» **DIRECTIONS FOR THIS TASK**: Among the records below, find each line that includes the string "feature" and copy it.
===== RECORDED DATA =====
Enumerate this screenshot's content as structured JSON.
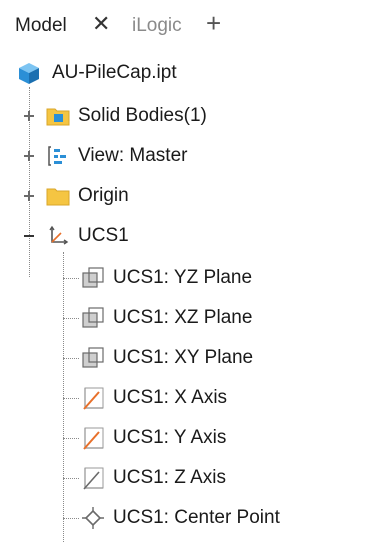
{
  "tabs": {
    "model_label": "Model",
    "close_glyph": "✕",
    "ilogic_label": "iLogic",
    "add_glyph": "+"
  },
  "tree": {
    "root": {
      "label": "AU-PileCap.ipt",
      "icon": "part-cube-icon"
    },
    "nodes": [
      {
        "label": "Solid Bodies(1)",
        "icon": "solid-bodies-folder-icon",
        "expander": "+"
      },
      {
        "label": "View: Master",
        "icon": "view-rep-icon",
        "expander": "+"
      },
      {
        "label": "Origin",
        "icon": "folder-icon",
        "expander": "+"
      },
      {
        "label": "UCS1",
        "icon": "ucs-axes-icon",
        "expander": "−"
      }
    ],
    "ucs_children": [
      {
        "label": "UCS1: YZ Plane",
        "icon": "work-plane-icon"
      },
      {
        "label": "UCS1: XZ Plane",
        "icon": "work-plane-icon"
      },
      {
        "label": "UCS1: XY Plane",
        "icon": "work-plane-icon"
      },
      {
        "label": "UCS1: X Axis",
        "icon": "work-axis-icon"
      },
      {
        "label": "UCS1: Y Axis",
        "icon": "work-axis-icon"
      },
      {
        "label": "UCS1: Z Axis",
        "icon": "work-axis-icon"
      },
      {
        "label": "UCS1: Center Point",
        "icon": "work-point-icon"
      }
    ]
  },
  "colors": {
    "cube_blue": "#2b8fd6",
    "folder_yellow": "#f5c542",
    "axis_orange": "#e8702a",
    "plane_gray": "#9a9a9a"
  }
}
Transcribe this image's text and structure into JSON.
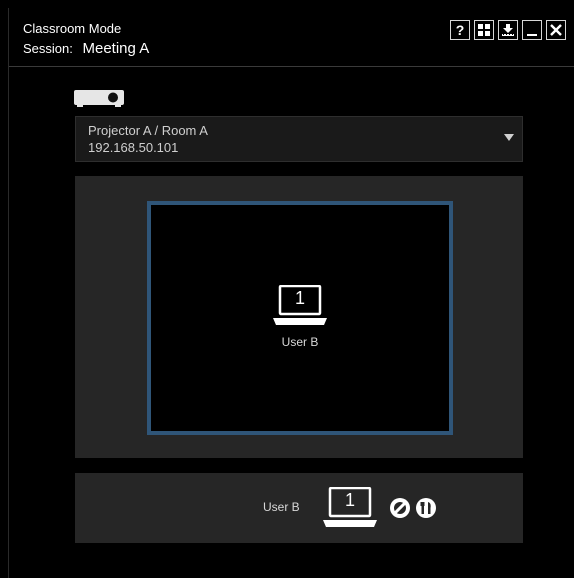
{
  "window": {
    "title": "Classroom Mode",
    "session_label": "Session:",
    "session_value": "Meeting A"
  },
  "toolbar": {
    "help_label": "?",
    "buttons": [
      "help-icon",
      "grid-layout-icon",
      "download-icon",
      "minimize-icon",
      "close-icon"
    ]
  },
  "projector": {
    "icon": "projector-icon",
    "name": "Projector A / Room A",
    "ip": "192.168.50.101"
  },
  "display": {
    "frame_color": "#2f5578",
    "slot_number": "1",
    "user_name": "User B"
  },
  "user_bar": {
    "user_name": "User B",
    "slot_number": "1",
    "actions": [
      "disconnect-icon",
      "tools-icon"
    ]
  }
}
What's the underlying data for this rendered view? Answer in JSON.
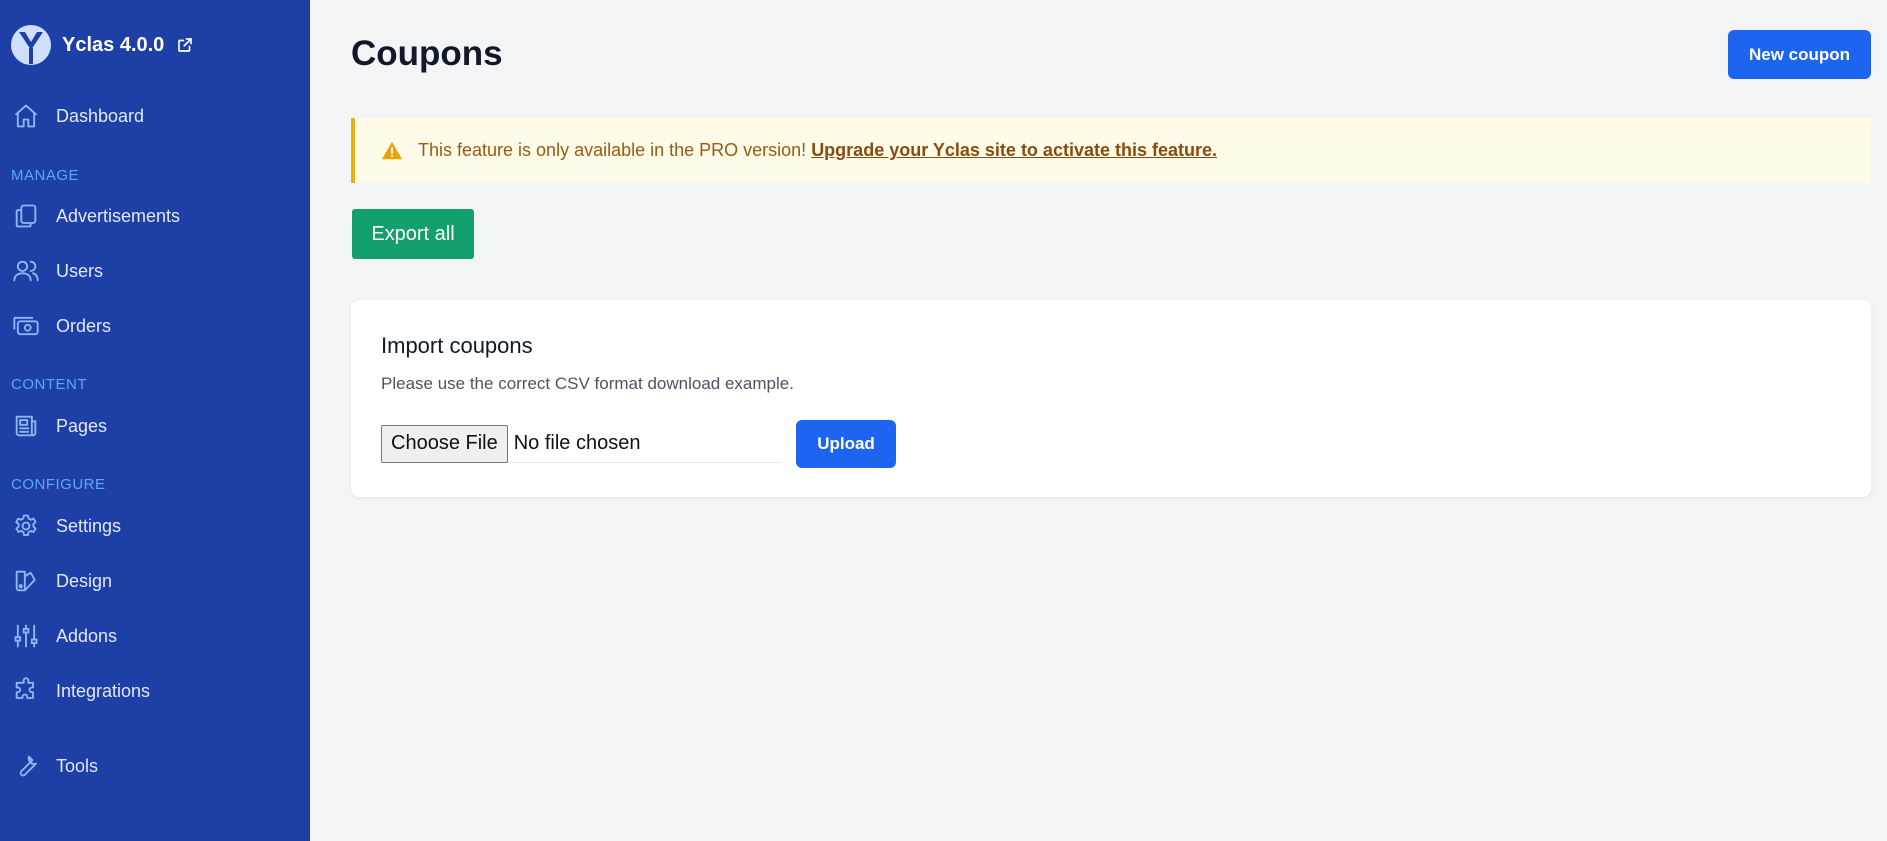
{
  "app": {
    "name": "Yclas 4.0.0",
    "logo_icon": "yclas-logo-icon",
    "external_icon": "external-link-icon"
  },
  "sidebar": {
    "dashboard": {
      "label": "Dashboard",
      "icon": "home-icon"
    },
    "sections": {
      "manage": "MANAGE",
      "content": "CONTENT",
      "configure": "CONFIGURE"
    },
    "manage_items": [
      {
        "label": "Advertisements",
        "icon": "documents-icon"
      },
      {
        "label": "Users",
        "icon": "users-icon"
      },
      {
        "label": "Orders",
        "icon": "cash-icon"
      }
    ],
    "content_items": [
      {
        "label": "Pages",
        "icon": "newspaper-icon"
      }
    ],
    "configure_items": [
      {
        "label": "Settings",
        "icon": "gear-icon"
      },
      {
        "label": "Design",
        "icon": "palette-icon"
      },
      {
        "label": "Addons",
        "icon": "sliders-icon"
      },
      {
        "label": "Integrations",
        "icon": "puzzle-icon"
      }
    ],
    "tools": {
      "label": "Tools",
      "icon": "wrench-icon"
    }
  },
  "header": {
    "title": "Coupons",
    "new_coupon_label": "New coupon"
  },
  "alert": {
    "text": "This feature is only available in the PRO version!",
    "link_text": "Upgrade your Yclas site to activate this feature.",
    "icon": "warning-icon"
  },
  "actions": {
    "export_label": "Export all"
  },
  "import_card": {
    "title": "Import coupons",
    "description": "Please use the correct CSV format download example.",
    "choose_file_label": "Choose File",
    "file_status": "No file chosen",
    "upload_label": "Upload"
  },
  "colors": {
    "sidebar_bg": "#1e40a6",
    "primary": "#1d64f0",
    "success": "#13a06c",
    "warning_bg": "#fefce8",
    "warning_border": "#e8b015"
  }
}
=====
===== RECORDED DATA =====
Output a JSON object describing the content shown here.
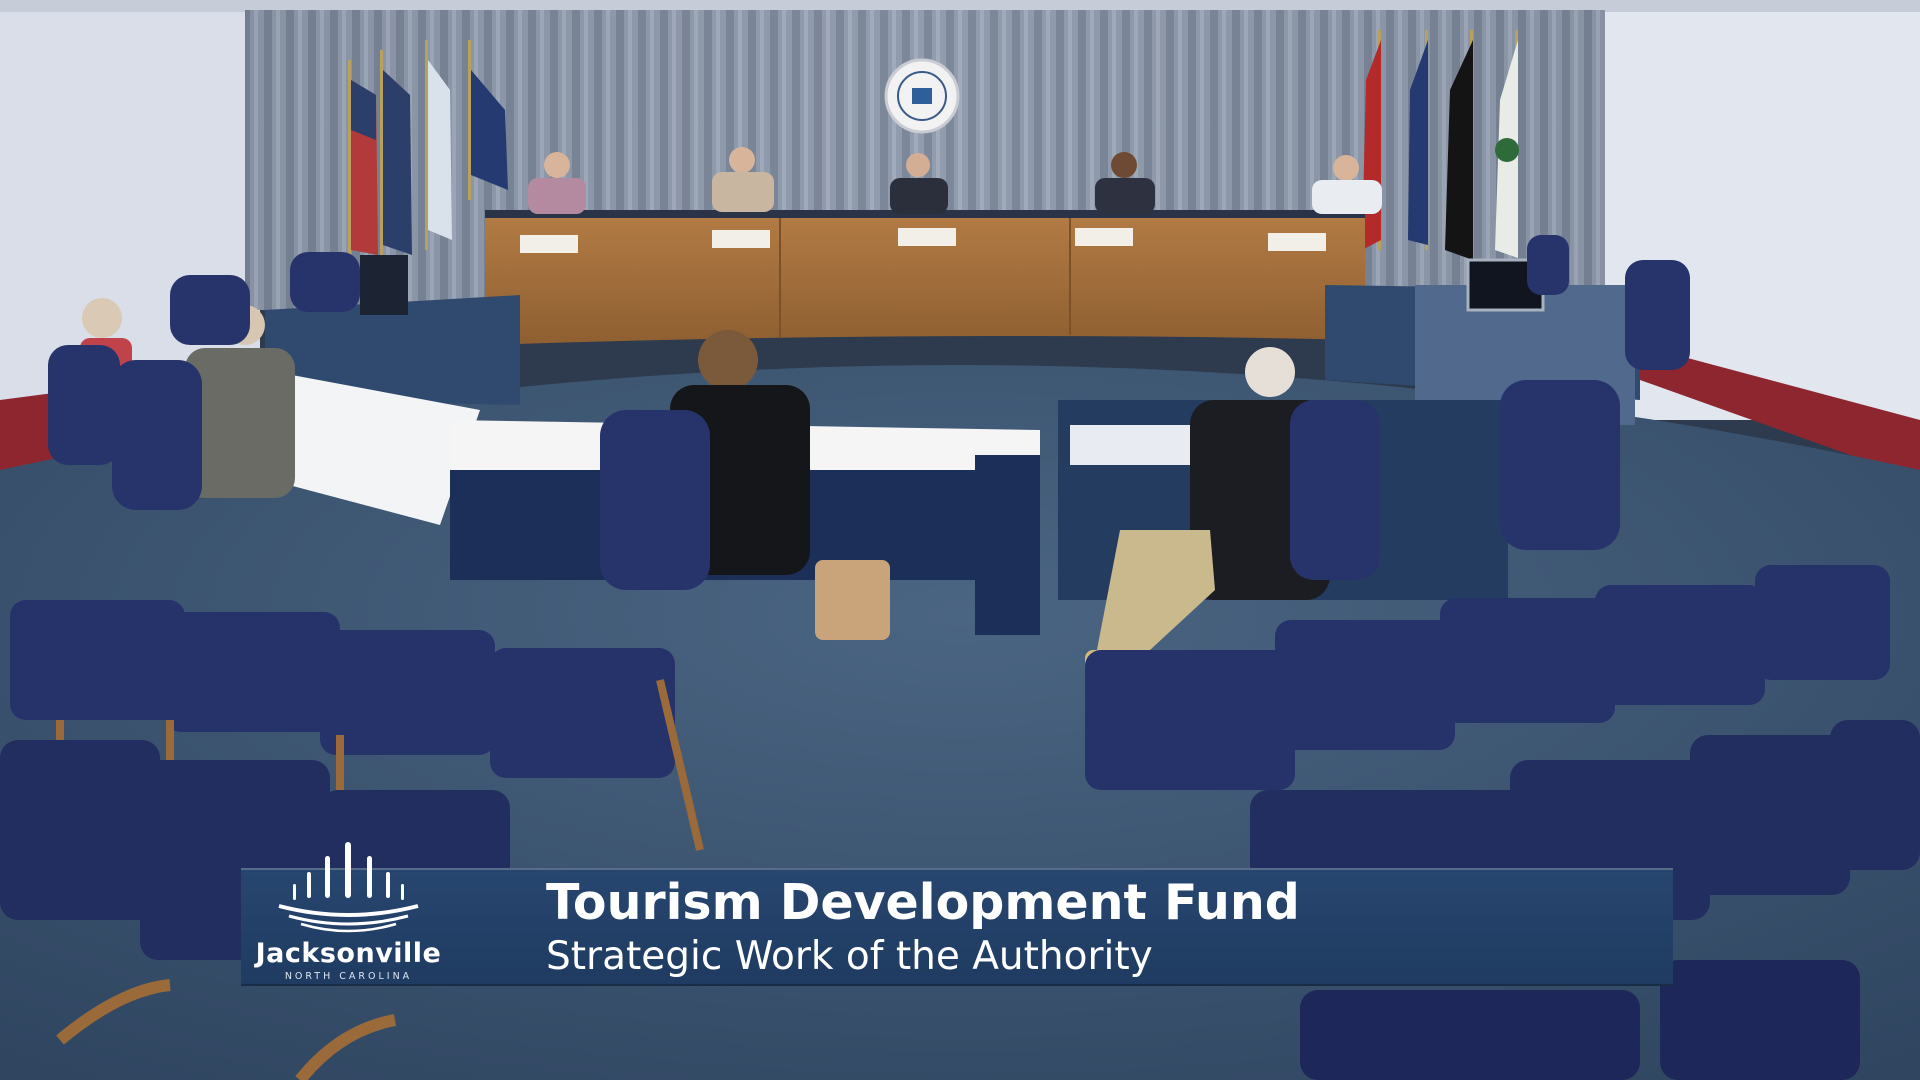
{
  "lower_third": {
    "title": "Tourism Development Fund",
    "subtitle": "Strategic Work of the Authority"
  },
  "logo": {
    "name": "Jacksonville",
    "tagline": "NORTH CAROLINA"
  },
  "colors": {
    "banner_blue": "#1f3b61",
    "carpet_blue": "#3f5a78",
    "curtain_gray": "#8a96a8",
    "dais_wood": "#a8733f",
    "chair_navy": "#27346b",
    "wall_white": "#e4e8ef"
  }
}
=====
» **OUTPUT FOR THIS EXERCISE**:
    "text": "This feature is only available in the PRO version!",
    "link_text": "Upgrade your Yclas site to activate this feature.",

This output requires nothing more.